[Цитируемый текст]:
Избранное. Молодая Россия - Михаил Гершензон
Шрифт:
Интервал:
Закладка:
Вот сборник посмертных статей Герцена 1870 г. Печерин подчеркивает слова Герцена о Чичерине: «он считал правительство гораздо выше общества и его стремлений», и на поле своим красивым, четким почерком приписывает: «А может быть и правда»{701}. Против рассказа о революционной деятельности Бакунина в 40-х годах, где Герцен называет его одною из тех личностей, «мимо которых не проходит ни современный мир, ни история»{702}, Печерин, подчеркнув эти слова, пишет сбоку: «А много ли об нем останется в истории?» В четвертой части «Былого и Дум» 1866 г. он подчеркивает слова Герцена (по поводу влияния Маццини на итальянский народ): «Не разум, не логика ведет народы, а вера, любовь и ненависть»{703}, и делает к этим словам выноску: «Не чистым разумом живут народы, а святыми преданиями, баснями – зачем же вы это забываете, Герцен?» Он подчеркивает у Гейне (1869) стих: «Meinem eignen Stem vertrauend – он сам так долго верил в свою звезду!{704} Против слов: eine welterlsende Idee[429], он саркастически ставит два восклицательных знака; он отмечает слова: Denn nicht der Muth, sondern die Geduld regiert die Welt[430], и подчеркивает стих: Suchte ich die Zeit zu töten mit Gedanken[431]{705}. В «Кто виноват» он отмечает слова Дмитрия Яковлевича (ч. II, гл. 4), сказанные точно о нем: «Просто сердцу и уму противно согласиться в возможности того, чтоб прекрасные силы и стремления давались людям для того, чтобы они разъедали их собственную грудь», как и аналогичные две строки несколько выше{706}.

[Набор данных]:

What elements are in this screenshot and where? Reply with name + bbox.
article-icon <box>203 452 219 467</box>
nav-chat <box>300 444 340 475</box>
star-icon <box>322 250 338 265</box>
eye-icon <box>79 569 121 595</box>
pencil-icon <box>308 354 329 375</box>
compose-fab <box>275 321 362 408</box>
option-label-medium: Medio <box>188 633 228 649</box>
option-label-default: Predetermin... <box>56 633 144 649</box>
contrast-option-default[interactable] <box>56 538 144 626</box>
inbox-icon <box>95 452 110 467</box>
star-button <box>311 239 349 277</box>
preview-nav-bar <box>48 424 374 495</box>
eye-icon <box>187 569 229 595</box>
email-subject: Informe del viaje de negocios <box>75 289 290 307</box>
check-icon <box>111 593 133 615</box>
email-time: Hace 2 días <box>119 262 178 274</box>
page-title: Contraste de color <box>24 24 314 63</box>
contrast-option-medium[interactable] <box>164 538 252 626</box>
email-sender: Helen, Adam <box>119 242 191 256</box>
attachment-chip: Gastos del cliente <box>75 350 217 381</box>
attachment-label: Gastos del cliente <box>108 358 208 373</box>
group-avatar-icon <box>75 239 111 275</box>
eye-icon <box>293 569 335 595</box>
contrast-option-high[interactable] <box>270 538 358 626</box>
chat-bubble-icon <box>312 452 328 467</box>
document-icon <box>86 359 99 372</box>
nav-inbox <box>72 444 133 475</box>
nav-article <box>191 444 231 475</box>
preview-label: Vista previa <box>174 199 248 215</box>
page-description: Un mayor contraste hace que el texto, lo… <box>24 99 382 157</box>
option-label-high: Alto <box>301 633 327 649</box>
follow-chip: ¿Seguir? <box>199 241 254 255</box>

[Поставленное задание 1]: Какие слова, согласно цитируемому тексту, Печерин приписал на поле к словам Герцена о Чичерине?
[Поставленное задание 2]: Запишите без изменений отрезок листинга от его первой строки до строки, содержащей «contrast-option-high[interactable] <box>270 538», включительно.
Цитируемый текст и листинг взяты из разных источников.

[Письменное решение 1]: «А может быть и правда».

[Письменное решение 2]:
What elements are in this screenshot and where? Reply with name + bbox.
article-icon <box>203 452 219 467</box>
nav-chat <box>300 444 340 475</box>
star-icon <box>322 250 338 265</box>
eye-icon <box>79 569 121 595</box>
pencil-icon <box>308 354 329 375</box>
compose-fab <box>275 321 362 408</box>
option-label-medium: Medio <box>188 633 228 649</box>
option-label-default: Predetermin... <box>56 633 144 649</box>
contrast-option-default[interactable] <box>56 538 144 626</box>
inbox-icon <box>95 452 110 467</box>
star-button <box>311 239 349 277</box>
preview-nav-bar <box>48 424 374 495</box>
eye-icon <box>187 569 229 595</box>
email-subject: Informe del viaje de negocios <box>75 289 290 307</box>
check-icon <box>111 593 133 615</box>
email-time: Hace 2 días <box>119 262 178 274</box>
page-title: Contraste de color <box>24 24 314 63</box>
contrast-option-medium[interactable] <box>164 538 252 626</box>
email-sender: Helen, Adam <box>119 242 191 256</box>
attachment-chip: Gastos del cliente <box>75 350 217 381</box>
attachment-label: Gastos del cliente <box>108 358 208 373</box>
group-avatar-icon <box>75 239 111 275</box>
eye-icon <box>293 569 335 595</box>
contrast-option-high[interactable] <box>270 538 358 626</box>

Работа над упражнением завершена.